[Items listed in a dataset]
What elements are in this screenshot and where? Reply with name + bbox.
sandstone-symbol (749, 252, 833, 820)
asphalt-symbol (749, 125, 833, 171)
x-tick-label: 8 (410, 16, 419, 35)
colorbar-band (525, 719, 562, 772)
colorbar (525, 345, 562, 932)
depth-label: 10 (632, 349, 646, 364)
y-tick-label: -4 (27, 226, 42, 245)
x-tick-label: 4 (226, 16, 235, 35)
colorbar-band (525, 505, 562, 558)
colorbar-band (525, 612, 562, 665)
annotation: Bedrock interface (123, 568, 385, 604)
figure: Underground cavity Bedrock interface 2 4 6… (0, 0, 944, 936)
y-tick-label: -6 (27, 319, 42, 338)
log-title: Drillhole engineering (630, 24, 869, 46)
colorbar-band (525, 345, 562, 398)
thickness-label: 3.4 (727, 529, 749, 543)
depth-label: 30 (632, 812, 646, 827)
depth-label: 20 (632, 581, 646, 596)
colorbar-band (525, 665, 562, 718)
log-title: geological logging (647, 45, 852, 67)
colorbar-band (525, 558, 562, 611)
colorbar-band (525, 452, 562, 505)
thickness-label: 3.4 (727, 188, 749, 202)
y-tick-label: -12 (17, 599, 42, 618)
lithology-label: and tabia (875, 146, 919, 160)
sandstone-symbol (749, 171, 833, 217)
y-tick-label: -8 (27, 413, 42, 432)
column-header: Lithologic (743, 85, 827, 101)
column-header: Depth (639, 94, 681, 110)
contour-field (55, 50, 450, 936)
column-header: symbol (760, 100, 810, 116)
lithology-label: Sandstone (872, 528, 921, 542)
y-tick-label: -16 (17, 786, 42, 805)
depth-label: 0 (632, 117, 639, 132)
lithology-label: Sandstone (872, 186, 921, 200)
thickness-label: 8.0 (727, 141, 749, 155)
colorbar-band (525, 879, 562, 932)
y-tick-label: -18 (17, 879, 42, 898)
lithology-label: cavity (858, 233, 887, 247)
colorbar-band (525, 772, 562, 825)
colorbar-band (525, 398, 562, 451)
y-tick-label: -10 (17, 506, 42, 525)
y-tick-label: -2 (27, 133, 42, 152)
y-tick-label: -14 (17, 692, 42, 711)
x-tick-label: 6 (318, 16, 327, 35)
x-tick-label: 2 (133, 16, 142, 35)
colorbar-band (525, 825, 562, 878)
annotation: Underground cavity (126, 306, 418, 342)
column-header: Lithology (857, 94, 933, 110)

§ **What needs to be done**
Rewrite all the entries above, changing every "colorbar-band" to "color-scale-band" and leaving everything else untouched.

§ **Full response**
What elements are in this screenshot and where? Reply with name + bbox.
sandstone-symbol (749, 252, 833, 820)
asphalt-symbol (749, 125, 833, 171)
x-tick-label: 8 (410, 16, 419, 35)
color-scale-band (525, 719, 562, 772)
colorbar (525, 345, 562, 932)
depth-label: 10 (632, 349, 646, 364)
y-tick-label: -4 (27, 226, 42, 245)
x-tick-label: 4 (226, 16, 235, 35)
color-scale-band (525, 505, 562, 558)
color-scale-band (525, 612, 562, 665)
annotation: Bedrock interface (123, 568, 385, 604)
figure: Underground cavity Bedrock interface 2 4 6… (0, 0, 944, 936)
y-tick-label: -6 (27, 319, 42, 338)
log-title: Drillhole engineering (630, 24, 869, 46)
color-scale-band (525, 345, 562, 398)
thickness-label: 3.4 (727, 529, 749, 543)
depth-label: 30 (632, 812, 646, 827)
depth-label: 20 (632, 581, 646, 596)
color-scale-band (525, 665, 562, 718)
log-title: geological logging (647, 45, 852, 67)
color-scale-band (525, 558, 562, 611)
color-scale-band (525, 452, 562, 505)
thickness-label: 3.4 (727, 188, 749, 202)
y-tick-label: -12 (17, 599, 42, 618)
lithology-label: and tabia (875, 146, 919, 160)
sandstone-symbol (749, 171, 833, 217)
y-tick-label: -8 (27, 413, 42, 432)
column-header: Lithologic (743, 85, 827, 101)
column-header: Depth (639, 94, 681, 110)
contour-field (55, 50, 450, 936)
column-header: symbol (760, 100, 810, 116)
lithology-label: Sandstone (872, 528, 921, 542)
y-tick-label: -16 (17, 786, 42, 805)
depth-label: 0 (632, 117, 639, 132)
lithology-label: Sandstone (872, 186, 921, 200)
thickness-label: 8.0 (727, 141, 749, 155)
color-scale-band (525, 879, 562, 932)
y-tick-label: -18 (17, 879, 42, 898)
lithology-label: cavity (858, 233, 887, 247)
color-scale-band (525, 772, 562, 825)
color-scale-band (525, 398, 562, 451)
y-tick-label: -10 (17, 506, 42, 525)
y-tick-label: -2 (27, 133, 42, 152)
y-tick-label: -14 (17, 692, 42, 711)
x-tick-label: 6 (318, 16, 327, 35)
x-tick-label: 2 (133, 16, 142, 35)
color-scale-band (525, 825, 562, 878)
annotation: Underground cavity (126, 306, 418, 342)
column-header: Lithology (857, 94, 933, 110)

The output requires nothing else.